### Description of the task
The records that follow need to be output exactly as they are.

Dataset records
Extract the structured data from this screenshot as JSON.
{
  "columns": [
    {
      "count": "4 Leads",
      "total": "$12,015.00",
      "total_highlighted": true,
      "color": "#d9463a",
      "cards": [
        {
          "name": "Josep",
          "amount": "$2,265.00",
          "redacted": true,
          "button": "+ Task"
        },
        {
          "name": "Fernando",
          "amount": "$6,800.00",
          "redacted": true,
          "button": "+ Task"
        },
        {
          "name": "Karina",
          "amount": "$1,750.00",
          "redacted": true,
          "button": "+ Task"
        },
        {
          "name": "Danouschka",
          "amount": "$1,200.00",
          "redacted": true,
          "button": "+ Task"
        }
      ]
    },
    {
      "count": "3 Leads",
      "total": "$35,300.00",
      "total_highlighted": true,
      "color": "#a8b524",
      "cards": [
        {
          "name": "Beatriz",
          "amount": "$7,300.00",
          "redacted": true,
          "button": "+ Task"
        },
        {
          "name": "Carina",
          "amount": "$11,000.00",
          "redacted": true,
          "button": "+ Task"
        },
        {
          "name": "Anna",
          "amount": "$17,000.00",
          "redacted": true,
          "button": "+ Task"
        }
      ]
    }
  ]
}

### Exercise result
Extract the structured data from this screenshot as JSON.
{
  "columns": [
    {
      "count": "4 Leads",
      "total": "$12,015.00",
      "total_highlighted": true,
      "color": "#d9463a",
      "cards": [
        {
          "name": "Josep",
          "amount": "$2,265.00",
          "redacted": true,
          "button": "+ Task"
        },
        {
          "name": "Fernando",
          "amount": "$6,800.00",
          "redacted": true,
          "button": "+ Task"
        },
        {
          "name": "Karina",
          "amount": "$1,750.00",
          "redacted": true,
          "button": "+ Task"
        },
        {
          "name": "Danouschka",
          "amount": "$1,200.00",
          "redacted": true,
          "button": "+ Task"
        }
      ]
    },
    {
      "count": "3 Leads",
      "total": "$35,300.00",
      "total_highlighted": true,
      "color": "#a8b524",
      "cards": [
        {
          "name": "Beatriz",
          "amount": "$7,300.00",
          "redacted": true,
          "button": "+ Task"
        },
        {
          "name": "Carina",
          "amount": "$11,000.00",
          "redacted": true,
          "button": "+ Task"
        },
        {
          "name": "Anna",
          "amount": "$17,000.00",
          "redacted": true,
          "button": "+ Task"
        }
      ]
    }
  ]
}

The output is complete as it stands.